**WHAT IS ASKED**
Copy each line below that includes "name".

**Records about charts and figures**
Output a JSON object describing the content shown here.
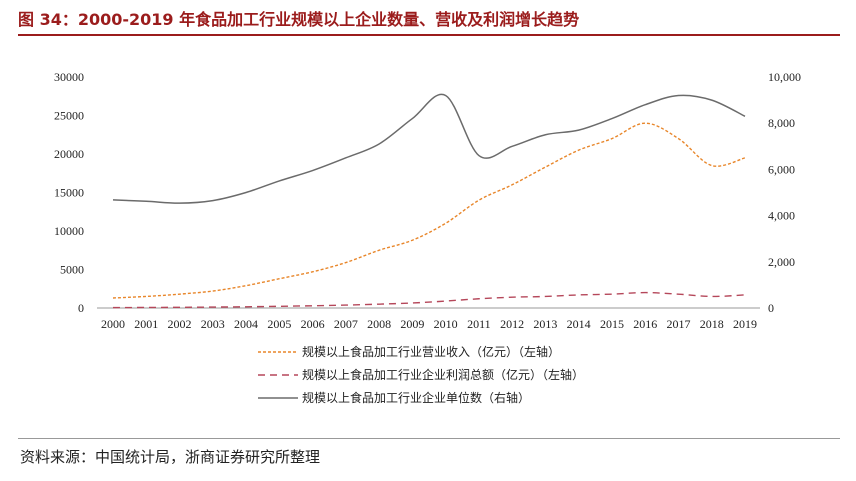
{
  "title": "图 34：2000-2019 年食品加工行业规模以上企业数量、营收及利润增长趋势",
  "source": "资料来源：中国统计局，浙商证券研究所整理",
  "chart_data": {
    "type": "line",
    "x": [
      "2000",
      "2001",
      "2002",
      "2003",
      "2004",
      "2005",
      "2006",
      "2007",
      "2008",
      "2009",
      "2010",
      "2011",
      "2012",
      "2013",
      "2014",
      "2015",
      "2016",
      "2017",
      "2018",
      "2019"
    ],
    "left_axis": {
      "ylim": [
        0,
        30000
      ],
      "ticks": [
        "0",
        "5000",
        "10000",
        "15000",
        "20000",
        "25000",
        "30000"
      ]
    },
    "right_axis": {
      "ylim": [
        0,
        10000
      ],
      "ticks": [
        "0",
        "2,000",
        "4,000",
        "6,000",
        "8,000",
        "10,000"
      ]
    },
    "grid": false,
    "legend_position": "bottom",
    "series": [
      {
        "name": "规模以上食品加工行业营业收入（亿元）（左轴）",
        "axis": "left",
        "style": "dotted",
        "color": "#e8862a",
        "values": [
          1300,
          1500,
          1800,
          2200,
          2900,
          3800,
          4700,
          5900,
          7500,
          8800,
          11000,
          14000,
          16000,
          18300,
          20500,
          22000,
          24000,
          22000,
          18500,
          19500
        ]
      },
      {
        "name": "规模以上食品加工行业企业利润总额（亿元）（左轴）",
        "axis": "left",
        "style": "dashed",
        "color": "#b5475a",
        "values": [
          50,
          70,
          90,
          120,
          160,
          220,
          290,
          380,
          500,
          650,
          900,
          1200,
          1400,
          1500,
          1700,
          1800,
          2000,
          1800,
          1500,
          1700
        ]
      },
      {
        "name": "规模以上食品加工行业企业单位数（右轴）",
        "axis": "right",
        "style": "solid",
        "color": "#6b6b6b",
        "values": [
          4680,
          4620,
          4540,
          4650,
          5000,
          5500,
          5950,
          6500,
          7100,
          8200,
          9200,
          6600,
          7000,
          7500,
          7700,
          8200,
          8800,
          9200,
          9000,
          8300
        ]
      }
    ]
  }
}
--
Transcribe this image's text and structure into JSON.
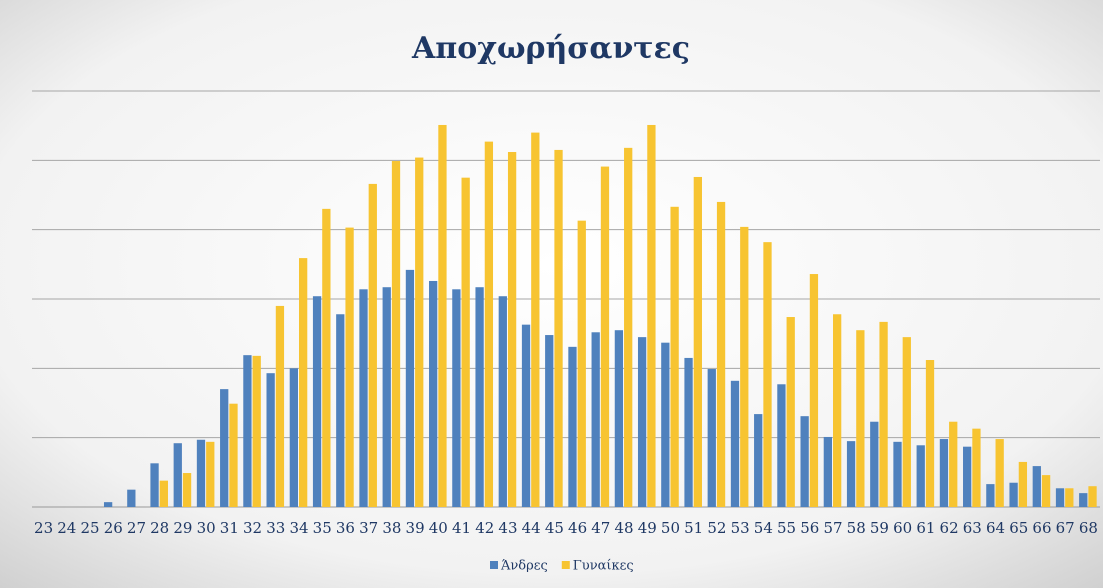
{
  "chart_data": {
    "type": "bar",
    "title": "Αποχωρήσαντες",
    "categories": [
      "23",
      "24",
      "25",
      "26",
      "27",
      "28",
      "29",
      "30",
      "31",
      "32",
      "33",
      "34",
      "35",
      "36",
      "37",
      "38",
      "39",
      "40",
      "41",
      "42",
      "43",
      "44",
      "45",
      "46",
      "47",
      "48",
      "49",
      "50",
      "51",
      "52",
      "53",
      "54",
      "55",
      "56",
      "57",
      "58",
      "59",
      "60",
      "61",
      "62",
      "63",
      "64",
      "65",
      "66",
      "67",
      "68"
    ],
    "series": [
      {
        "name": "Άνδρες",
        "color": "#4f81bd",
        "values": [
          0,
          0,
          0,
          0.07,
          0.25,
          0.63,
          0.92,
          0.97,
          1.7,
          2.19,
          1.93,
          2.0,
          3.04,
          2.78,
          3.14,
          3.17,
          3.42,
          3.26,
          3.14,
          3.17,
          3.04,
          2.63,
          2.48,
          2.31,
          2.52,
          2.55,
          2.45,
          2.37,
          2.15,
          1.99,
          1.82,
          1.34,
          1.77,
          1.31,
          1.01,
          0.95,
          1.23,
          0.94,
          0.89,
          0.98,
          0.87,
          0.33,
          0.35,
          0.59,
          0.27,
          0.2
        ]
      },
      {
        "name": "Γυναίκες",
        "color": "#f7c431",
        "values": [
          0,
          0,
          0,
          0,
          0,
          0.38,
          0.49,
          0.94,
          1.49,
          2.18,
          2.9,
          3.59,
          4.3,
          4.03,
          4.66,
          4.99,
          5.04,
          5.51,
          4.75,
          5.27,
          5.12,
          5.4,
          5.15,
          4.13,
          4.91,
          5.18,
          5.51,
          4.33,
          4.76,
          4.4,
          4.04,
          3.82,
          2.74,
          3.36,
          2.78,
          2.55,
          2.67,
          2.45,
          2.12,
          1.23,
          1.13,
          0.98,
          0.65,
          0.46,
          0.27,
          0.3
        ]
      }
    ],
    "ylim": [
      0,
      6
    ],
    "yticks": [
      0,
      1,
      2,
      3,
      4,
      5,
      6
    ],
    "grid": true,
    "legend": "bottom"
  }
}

**WORKED ANSWER**
        "name": "规模以上食品加工行业营业收入（亿元）（左轴）",
        "name": "规模以上食品加工行业企业利润总额（亿元）（左轴）",
        "name": "规模以上食品加工行业企业单位数（右轴）",
        "name": "Άνδρες",
        "name": "Γυναίκες",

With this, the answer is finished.